What you will do: Search the data for the string "View" and copy each line where it turns up.

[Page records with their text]
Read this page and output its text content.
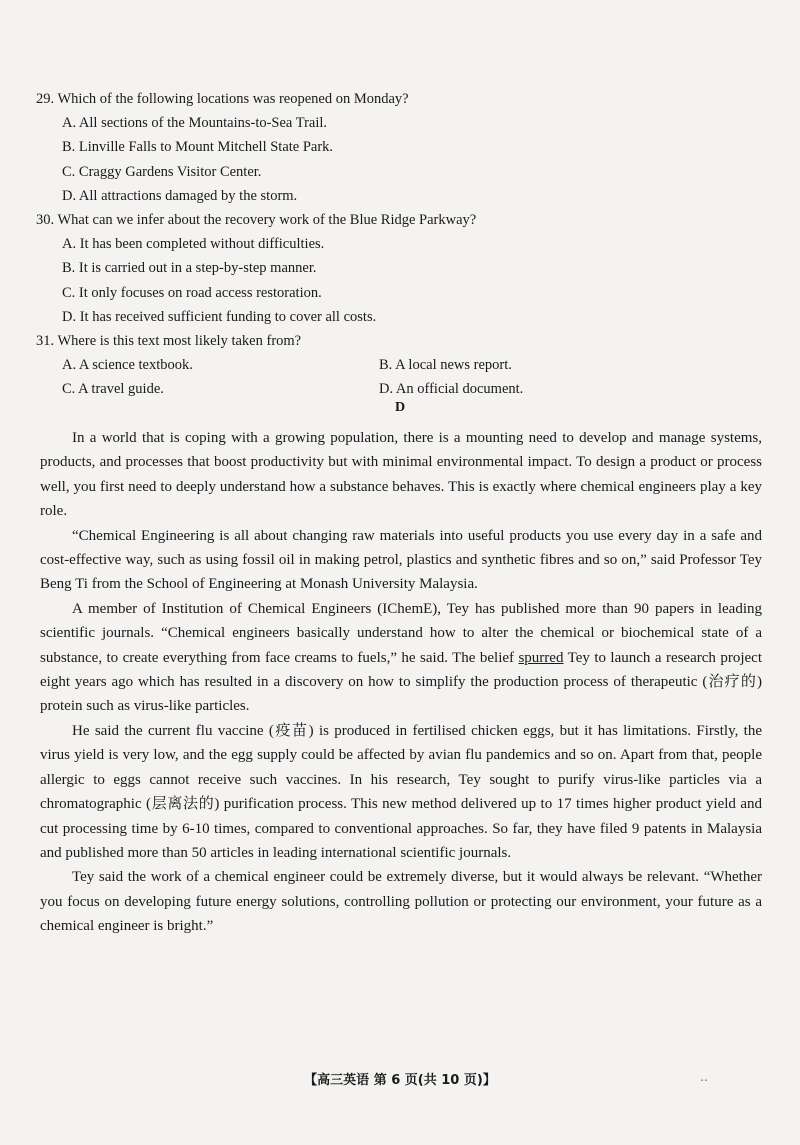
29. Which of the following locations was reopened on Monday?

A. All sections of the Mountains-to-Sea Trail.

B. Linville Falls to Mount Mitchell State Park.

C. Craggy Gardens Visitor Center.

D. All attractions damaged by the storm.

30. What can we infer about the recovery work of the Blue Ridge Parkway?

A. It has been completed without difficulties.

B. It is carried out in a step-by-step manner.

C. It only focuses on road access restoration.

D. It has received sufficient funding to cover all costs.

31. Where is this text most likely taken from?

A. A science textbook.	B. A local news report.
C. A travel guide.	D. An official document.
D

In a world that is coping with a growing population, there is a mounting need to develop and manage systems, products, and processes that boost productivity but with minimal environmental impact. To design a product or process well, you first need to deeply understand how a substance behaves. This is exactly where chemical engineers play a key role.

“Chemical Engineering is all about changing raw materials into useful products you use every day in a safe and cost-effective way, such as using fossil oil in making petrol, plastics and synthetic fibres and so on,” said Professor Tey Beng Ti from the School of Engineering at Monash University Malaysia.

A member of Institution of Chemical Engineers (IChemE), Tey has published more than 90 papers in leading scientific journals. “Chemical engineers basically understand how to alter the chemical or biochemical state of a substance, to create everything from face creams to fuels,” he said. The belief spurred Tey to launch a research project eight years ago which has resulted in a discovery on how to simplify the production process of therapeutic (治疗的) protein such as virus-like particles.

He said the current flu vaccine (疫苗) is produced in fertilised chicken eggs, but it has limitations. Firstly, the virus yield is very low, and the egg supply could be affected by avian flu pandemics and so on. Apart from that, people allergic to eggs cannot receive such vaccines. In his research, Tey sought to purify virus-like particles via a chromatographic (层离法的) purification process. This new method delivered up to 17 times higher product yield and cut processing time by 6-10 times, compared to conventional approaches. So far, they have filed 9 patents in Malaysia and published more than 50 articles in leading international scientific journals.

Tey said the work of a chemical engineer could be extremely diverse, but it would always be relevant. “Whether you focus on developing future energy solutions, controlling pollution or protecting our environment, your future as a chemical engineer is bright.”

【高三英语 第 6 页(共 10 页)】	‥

...

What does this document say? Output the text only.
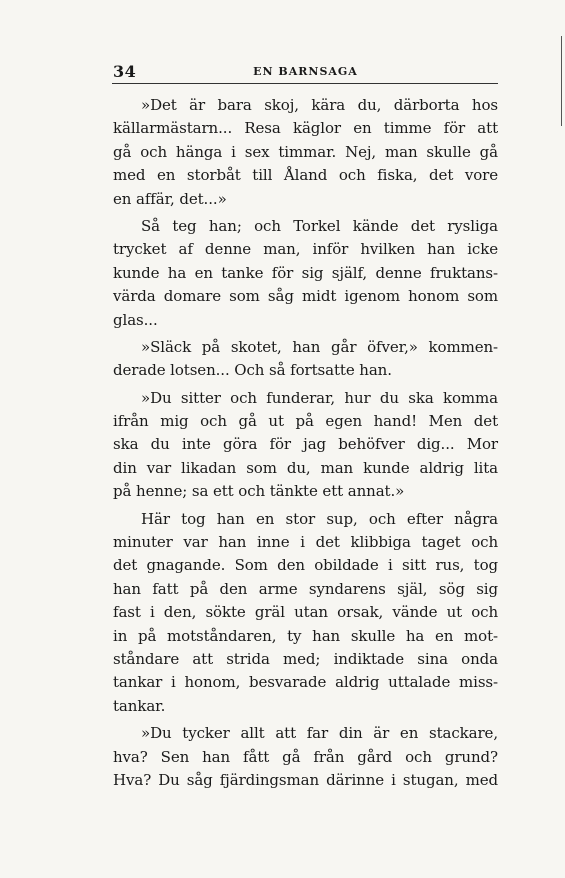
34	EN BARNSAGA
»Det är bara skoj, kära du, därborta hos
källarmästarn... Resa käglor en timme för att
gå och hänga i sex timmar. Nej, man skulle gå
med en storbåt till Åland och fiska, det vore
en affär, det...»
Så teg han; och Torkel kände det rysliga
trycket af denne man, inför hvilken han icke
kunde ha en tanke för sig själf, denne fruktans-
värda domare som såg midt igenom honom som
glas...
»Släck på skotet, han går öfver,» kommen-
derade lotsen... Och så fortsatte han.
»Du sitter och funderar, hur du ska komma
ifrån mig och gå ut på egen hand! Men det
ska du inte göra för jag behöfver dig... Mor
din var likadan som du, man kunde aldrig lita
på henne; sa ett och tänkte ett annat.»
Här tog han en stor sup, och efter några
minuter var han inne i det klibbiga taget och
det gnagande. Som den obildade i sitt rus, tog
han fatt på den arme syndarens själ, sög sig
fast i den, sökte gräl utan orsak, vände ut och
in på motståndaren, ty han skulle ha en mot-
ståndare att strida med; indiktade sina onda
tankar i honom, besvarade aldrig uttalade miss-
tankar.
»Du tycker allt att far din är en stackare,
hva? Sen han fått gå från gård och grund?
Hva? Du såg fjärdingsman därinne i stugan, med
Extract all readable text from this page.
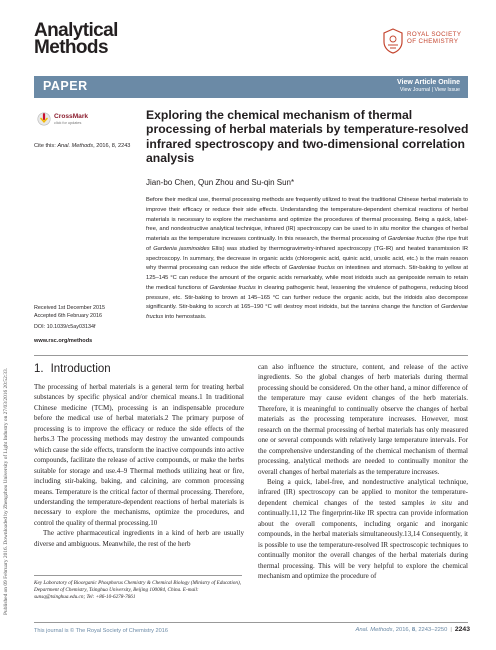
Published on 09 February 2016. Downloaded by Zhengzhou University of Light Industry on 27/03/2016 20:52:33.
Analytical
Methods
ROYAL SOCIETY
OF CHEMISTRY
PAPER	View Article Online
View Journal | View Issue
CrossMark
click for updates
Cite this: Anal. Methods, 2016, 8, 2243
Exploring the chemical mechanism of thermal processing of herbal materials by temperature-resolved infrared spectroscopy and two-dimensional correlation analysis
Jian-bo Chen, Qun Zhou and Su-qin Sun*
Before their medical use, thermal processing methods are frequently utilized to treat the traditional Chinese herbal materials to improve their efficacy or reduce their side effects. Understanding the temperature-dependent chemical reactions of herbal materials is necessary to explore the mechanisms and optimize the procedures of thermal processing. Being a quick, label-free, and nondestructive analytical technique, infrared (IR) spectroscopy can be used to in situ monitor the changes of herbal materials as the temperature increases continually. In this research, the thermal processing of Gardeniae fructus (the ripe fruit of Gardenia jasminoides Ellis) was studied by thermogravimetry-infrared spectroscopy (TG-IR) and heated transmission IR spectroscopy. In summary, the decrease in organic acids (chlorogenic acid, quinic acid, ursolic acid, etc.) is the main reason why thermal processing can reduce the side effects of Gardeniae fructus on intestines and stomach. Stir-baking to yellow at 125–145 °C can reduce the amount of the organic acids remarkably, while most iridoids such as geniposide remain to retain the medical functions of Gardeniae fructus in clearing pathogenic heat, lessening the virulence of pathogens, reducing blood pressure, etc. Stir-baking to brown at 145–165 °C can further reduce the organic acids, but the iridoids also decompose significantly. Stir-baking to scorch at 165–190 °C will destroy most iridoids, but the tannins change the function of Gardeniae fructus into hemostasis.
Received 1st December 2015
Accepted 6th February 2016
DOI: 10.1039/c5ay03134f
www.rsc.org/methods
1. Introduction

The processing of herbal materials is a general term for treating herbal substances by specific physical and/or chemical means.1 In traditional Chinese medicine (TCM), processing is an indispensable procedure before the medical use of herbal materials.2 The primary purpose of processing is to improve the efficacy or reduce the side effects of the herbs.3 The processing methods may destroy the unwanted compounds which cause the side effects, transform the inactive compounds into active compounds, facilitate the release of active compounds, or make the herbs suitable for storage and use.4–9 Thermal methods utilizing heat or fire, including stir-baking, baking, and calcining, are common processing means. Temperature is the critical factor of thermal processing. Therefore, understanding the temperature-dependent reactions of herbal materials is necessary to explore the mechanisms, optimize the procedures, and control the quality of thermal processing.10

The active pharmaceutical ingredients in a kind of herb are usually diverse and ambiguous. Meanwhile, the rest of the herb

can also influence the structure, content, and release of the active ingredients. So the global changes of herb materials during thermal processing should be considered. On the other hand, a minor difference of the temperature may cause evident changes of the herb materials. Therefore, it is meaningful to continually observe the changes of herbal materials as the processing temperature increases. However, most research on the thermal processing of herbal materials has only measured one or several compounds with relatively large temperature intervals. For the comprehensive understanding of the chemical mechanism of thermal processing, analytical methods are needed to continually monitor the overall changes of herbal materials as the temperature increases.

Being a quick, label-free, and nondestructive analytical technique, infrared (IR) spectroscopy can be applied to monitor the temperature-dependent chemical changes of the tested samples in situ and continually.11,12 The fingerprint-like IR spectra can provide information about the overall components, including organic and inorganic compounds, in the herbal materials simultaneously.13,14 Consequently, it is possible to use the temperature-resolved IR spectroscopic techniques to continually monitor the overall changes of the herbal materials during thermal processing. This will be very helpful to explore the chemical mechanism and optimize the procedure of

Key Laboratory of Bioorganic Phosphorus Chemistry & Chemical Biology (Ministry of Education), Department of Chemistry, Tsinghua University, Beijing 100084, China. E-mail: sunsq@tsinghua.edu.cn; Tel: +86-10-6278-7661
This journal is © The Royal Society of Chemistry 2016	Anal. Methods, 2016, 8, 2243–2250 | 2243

Answer to the exercise:
PAPER	View Article Online
View Journal | View Issue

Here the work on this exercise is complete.